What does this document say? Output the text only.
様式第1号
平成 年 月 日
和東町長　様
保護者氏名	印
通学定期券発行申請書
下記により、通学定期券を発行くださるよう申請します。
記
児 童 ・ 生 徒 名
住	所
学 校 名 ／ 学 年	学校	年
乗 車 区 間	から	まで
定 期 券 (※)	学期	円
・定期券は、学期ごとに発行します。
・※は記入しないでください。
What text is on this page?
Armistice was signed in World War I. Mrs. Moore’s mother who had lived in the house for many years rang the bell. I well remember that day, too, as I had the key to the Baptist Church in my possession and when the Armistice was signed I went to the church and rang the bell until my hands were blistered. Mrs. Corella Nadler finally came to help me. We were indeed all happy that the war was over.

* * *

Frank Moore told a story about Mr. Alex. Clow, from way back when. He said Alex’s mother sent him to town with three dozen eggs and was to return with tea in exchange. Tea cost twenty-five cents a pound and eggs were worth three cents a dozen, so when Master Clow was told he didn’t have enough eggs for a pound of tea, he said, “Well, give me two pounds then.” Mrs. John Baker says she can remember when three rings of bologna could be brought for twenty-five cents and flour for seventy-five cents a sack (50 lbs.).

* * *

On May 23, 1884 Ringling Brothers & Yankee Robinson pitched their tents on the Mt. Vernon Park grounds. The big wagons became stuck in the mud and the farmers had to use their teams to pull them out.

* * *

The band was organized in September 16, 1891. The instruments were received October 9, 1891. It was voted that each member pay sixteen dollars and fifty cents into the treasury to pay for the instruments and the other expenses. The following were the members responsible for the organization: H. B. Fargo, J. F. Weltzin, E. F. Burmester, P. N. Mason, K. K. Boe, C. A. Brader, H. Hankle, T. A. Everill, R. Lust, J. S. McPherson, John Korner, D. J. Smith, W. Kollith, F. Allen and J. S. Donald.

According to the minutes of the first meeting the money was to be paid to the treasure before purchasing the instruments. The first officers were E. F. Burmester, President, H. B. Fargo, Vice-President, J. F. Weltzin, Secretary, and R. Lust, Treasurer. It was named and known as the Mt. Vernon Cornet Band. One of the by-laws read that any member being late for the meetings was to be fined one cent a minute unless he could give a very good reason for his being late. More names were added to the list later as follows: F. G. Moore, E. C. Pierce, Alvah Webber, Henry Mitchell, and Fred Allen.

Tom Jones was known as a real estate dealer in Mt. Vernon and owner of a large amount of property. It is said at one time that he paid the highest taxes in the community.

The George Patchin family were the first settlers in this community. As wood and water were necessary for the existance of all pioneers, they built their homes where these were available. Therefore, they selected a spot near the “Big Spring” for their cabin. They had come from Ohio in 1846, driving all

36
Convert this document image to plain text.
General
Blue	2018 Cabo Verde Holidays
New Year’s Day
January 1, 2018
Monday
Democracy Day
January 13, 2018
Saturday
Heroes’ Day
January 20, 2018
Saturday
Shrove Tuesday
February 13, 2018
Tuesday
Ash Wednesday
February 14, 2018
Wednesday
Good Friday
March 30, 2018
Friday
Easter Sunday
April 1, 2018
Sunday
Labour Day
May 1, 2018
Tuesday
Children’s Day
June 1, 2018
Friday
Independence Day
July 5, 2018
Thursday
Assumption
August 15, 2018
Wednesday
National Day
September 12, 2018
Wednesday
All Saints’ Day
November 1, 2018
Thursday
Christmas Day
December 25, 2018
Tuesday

● **DIRECTIONS**
Go through the records above and retype each one exactly.

● **ANSWER TO THIS EXERCISE**
What does this document say? Output the text only.
様式第1号
平成 年 月 日
和東町長　様
保護者氏名	印
通学定期券発行申請書
下記により、通学定期券を発行くださるよう申請します。
記
児 童 ・ 生 徒 名
住	所
学 校 名 ／ 学 年	学校	年
乗 車 区 間	から	まで
定 期 券 (※)	学期	円
・定期券は、学期ごとに発行します。
・※は記入しないでください。
What text is on this page?
Armistice was signed in World War I. Mrs. Moore’s mother who had lived in the house for many years rang the bell. I well remember that day, too, as I had the key to the Baptist Church in my possession and when the Armistice was signed I went to the church and rang the bell until my hands were blistered. Mrs. Corella Nadler finally came to help me. We were indeed all happy that the war was over.

* * *

Frank Moore told a story about Mr. Alex. Clow, from way back when. He said Alex’s mother sent him to town with three dozen eggs and was to return with tea in exchange. Tea cost twenty-five cents a pound and eggs were worth three cents a dozen, so when Master Clow was told he didn’t have enough eggs for a pound of tea, he said, “Well, give me two pounds then.” Mrs. John Baker says she can remember when three rings of bologna could be brought for twenty-five cents and flour for seventy-five cents a sack (50 lbs.).

* * *

On May 23, 1884 Ringling Brothers & Yankee Robinson pitched their tents on the Mt. Vernon Park grounds. The big wagons became stuck in the mud and the farmers had to use their teams to pull them out.

* * *

The band was organized in September 16, 1891. The instruments were received October 9, 1891. It was voted that each member pay sixteen dollars and fifty cents into the treasury to pay for the instruments and the other expenses. The following were the members responsible for the organization: H. B. Fargo, J. F. Weltzin, E. F. Burmester, P. N. Mason, K. K. Boe, C. A. Brader, H. Hankle, T. A. Everill, R. Lust, J. S. McPherson, John Korner, D. J. Smith, W. Kollith, F. Allen and J. S. Donald.

According to the minutes of the first meeting the money was to be paid to the treasure before purchasing the instruments. The first officers were E. F. Burmester, President, H. B. Fargo, Vice-President, J. F. Weltzin, Secretary, and R. Lust, Treasurer. It was named and known as the Mt. Vernon Cornet Band. One of the by-laws read that any member being late for the meetings was to be fined one cent a minute unless he could give a very good reason for his being late. More names were added to the list later as follows: F. G. Moore, E. C. Pierce, Alvah Webber, Henry Mitchell, and Fred Allen.

Tom Jones was known as a real estate dealer in Mt. Vernon and owner of a large amount of property. It is said at one time that he paid the highest taxes in the community.

The George Patchin family were the first settlers in this community. As wood and water were necessary for the existance of all pioneers, they built their homes where these were available. Therefore, they selected a spot near the “Big Spring” for their cabin. They had come from Ohio in 1846, driving all

36
Convert this document image to plain text.
General
Blue	2018 Cabo Verde Holidays
New Year’s Day
January 1, 2018
Monday
Democracy Day
January 13, 2018
Saturday
Heroes’ Day
January 20, 2018
Saturday
Shrove Tuesday
February 13, 2018
Tuesday
Ash Wednesday
February 14, 2018
Wednesday
Good Friday
March 30, 2018
Friday
Easter Sunday
April 1, 2018
Sunday
Labour Day
May 1, 2018
Tuesday
Children’s Day
June 1, 2018
Friday
Independence Day
July 5, 2018
Thursday
Assumption
August 15, 2018
Wednesday
National Day
September 12, 2018
Wednesday
All Saints’ Day
November 1, 2018
Thursday
Christmas Day
December 25, 2018
Tuesday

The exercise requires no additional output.